EXERCISE TASK:
In the entries below, find every line holding the string "ball" and collect it.

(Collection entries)
::::::::

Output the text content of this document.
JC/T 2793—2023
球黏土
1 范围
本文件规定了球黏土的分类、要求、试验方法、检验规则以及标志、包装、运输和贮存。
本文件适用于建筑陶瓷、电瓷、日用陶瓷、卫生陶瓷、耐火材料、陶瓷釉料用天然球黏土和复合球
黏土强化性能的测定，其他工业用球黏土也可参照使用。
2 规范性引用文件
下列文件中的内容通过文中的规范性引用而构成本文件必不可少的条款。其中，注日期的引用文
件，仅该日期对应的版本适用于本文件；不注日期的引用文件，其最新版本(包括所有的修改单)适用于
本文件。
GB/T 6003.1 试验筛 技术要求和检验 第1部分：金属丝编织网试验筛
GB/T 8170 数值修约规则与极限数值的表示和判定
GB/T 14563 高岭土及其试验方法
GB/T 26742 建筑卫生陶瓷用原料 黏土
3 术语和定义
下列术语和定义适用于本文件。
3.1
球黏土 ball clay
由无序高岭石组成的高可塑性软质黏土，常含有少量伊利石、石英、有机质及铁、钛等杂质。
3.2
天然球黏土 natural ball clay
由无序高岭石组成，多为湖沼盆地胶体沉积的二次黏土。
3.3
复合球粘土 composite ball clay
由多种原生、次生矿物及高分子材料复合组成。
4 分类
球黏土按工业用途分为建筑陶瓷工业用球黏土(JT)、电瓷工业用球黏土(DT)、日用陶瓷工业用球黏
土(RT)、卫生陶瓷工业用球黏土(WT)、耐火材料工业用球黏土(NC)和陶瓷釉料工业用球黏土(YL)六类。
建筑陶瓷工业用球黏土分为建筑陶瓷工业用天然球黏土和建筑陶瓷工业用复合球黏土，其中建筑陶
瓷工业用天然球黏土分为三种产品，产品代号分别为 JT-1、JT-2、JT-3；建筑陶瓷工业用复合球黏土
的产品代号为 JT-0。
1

::::::::

SOLUTION FOR THIS EXERCISE:
球黏土 ball clay
天然球黏土 natural ball clay
复合球粘土 composite ball clay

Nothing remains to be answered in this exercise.